---- Excerpt to read

Linx.Seccomp.Syscalls is @moduledoc false and the inverse is intended for use by Linx.Seccomp itself, but it's accessible for introspection. See Linx.Seccomp "Extending the syscall table" for how to add an entry the table doesn't ship yet.

Building filters — allow_list/2 and deny_list/2

# Allow-list — the most secure shape. Anything not listed gets the
# default action, which for allow_list is :kill_process (per D1).
{:ok, filter} = Linx.Seccomp.allow_list(
  ~w(read write openat close fstat brk mmap munmap mprotect
     exit_group rt_sigreturn)a,
  default: :kill_process
)
filter
#=> #Linx.Seccomp.Filter<x86_64 11 syscalls, 17 BPF insns>

# Deny-list — the Docker default shape. Listed syscalls get the
# deny action (EPERM by default); everything else is allowed.

--------
---- Data rows

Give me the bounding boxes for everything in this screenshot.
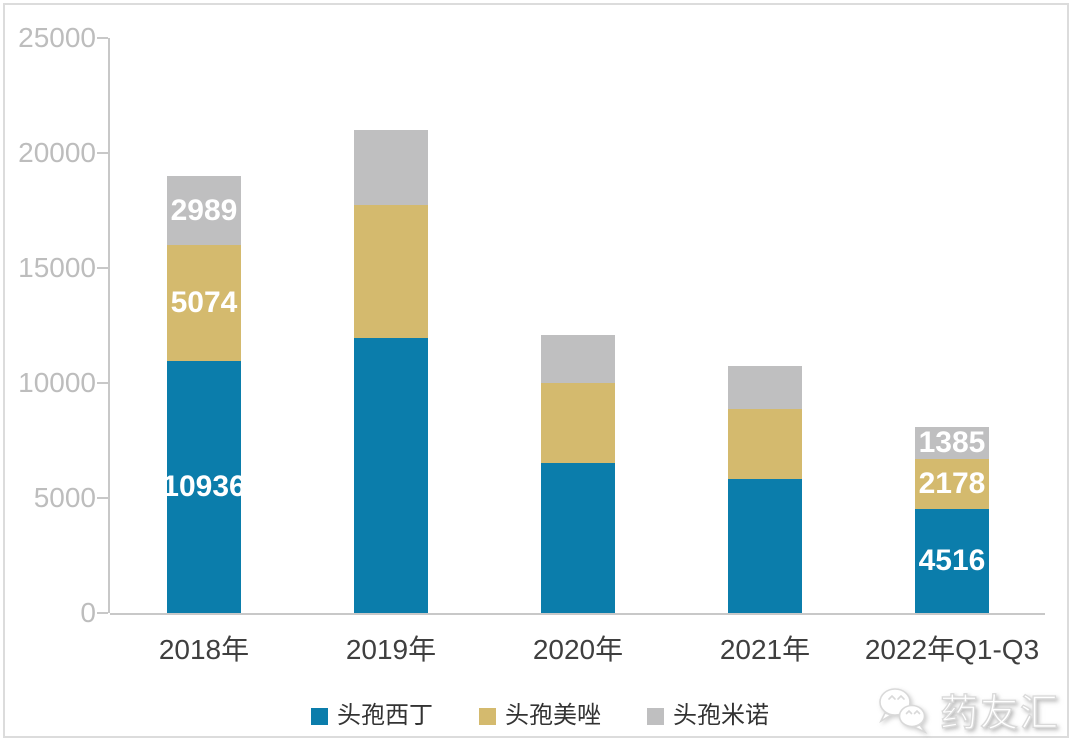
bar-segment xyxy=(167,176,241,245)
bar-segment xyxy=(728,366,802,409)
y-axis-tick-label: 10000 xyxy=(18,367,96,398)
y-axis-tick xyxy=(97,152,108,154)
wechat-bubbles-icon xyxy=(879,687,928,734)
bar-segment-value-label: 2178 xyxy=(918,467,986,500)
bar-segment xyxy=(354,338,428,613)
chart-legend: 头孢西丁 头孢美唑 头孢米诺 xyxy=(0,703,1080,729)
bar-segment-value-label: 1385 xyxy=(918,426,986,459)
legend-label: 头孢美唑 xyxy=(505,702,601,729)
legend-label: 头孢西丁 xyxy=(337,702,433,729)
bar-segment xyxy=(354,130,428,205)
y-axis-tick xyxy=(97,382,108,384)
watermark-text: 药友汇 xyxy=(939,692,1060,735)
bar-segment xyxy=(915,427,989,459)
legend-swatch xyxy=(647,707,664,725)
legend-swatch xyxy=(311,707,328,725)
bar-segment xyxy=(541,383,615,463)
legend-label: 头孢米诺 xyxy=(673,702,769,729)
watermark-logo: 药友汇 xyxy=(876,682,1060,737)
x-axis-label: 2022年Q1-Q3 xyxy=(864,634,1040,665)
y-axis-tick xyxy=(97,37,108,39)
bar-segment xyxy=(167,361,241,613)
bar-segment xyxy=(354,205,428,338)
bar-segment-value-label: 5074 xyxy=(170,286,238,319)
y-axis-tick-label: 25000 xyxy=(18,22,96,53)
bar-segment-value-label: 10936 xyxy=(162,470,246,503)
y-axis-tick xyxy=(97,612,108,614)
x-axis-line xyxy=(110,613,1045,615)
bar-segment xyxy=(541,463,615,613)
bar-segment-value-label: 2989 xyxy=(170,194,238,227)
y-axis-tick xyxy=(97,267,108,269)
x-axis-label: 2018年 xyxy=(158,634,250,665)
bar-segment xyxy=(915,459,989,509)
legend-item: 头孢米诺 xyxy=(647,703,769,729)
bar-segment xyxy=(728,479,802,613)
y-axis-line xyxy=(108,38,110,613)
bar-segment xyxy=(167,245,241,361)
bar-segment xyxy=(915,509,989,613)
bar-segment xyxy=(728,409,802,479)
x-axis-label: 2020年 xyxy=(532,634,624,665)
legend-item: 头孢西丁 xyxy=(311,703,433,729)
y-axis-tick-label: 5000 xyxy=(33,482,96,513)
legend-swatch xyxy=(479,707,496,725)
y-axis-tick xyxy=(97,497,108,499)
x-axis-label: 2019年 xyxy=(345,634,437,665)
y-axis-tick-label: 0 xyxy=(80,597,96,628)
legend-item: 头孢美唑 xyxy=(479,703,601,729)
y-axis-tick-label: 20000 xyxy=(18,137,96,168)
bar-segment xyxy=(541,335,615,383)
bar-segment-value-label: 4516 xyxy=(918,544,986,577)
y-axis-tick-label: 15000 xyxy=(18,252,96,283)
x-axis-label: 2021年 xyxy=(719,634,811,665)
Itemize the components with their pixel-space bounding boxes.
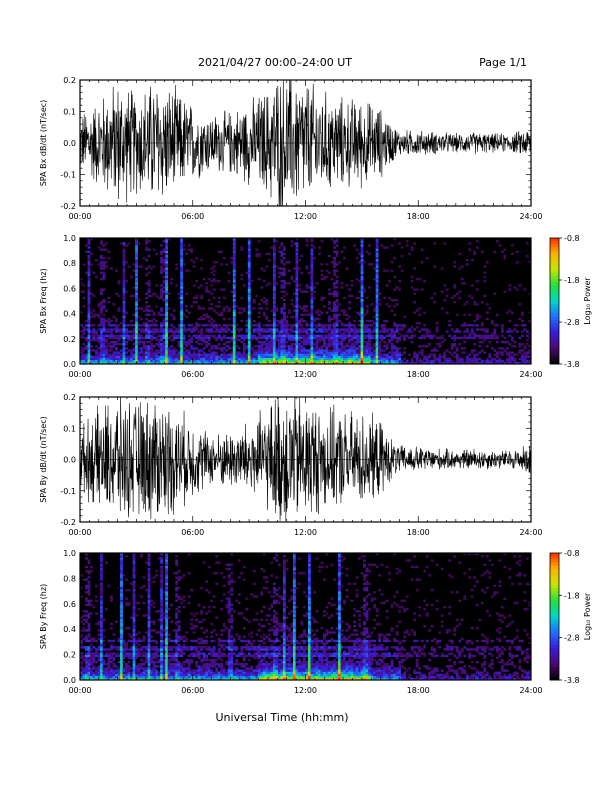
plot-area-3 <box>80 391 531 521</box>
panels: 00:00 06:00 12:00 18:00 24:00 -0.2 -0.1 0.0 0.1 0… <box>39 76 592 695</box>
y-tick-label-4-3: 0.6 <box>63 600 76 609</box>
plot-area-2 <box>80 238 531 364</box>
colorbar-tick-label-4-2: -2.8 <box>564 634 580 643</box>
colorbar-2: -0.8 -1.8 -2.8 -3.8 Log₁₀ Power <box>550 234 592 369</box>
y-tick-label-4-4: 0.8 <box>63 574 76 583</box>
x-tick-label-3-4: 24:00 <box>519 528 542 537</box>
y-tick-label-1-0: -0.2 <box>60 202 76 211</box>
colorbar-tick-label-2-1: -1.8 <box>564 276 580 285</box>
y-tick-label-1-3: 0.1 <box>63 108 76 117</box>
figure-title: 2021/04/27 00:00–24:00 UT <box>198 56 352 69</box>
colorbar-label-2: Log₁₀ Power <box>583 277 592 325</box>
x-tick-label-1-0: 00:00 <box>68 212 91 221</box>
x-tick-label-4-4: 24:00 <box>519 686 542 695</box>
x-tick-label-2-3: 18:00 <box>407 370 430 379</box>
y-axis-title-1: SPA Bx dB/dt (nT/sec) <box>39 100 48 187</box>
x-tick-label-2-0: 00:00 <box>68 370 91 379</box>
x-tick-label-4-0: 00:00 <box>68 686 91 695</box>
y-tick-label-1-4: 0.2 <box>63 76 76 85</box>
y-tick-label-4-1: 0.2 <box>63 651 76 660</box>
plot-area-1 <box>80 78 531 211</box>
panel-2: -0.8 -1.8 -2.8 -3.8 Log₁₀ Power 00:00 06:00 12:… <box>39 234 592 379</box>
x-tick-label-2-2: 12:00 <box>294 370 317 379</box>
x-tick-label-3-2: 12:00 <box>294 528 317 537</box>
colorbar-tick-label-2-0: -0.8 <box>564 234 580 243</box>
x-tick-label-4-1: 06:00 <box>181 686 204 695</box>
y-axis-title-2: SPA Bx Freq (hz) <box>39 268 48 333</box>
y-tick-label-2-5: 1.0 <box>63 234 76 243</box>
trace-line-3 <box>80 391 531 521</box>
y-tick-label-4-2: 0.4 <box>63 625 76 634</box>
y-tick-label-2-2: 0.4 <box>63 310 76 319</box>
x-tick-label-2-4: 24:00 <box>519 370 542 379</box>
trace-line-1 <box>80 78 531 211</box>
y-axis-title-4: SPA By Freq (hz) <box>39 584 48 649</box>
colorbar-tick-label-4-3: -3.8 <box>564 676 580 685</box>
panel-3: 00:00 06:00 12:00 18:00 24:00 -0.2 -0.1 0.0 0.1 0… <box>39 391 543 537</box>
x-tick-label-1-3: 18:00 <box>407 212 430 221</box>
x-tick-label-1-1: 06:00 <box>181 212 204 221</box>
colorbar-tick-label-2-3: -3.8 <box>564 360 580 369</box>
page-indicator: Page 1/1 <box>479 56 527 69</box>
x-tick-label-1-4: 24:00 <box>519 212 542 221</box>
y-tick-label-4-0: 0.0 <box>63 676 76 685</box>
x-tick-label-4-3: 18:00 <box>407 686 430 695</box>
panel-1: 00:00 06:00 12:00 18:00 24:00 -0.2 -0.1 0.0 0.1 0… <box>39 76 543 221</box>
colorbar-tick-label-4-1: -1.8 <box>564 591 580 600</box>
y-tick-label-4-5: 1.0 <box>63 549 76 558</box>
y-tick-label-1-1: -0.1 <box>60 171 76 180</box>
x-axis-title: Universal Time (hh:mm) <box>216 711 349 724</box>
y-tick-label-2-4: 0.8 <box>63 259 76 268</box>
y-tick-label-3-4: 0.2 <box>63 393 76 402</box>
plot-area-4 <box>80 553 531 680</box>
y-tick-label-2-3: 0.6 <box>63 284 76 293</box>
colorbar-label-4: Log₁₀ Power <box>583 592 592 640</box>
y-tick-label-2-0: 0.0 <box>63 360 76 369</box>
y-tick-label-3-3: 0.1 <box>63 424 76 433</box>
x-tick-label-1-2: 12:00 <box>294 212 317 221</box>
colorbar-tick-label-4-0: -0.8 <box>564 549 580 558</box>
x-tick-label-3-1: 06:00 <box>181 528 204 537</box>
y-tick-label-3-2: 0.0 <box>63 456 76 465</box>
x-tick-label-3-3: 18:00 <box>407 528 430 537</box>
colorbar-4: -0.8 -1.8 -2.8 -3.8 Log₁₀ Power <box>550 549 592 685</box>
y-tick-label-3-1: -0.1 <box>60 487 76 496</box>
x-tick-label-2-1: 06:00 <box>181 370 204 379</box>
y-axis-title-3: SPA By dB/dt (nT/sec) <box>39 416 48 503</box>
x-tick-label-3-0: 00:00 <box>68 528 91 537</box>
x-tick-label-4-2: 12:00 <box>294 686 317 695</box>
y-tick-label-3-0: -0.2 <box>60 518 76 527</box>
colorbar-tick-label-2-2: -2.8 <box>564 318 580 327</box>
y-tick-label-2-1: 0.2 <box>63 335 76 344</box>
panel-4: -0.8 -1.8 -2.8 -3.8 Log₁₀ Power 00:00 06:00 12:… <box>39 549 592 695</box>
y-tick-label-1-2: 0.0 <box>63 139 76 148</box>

--------

**What is expected:** Pick up the Linx.Seccomp filter-building text from its last line and carry it forward.

**Task result:**
{:ok, filter} = Linx.Seccomp.deny_list(
  ~w(kexec_load init_module delete_module ptrace swapon swapoff
     mount umount2 pivot_root)a
)
filter
#=> #Linx.Seccomp.Filter<x86_64 9 syscalls, 15 BPF insns>

The Filter struct's compact Inspect shows the arch, the rule count, and the cBPF instruction count — the raw BPF binary lives in filter.bpf if you ever need to look at the bytes.

Building filters — Linx.Seccomp.Builder

The fluent DSL for filters constructed in code (rather than translated from external policy):

{:ok, filter} =
  Linx.Seccomp.builder()
  |> Linx.Seccomp.Builder.allow(:read)
  |> Linx.Seccomp.Builder.allow(:write)
  |> Linx.Seccomp.Builder.allow(:exit_group)
  |> Linx.Seccomp.Builder.deny(:ptrace, errno: :eperm)
  |> Linx.Seccomp.Builder.deny(:kexec_load, action: :kill_process)
  |> Linx.Seccomp.Builder.build(default: :allow)

deny/3 takes either errno: :eacces (shorthand for {:errno, :eacces}) or action: :kill_process for an explicit verdict; if both are given, :action wins.

Building filters — from_rules/1 (data-layer API)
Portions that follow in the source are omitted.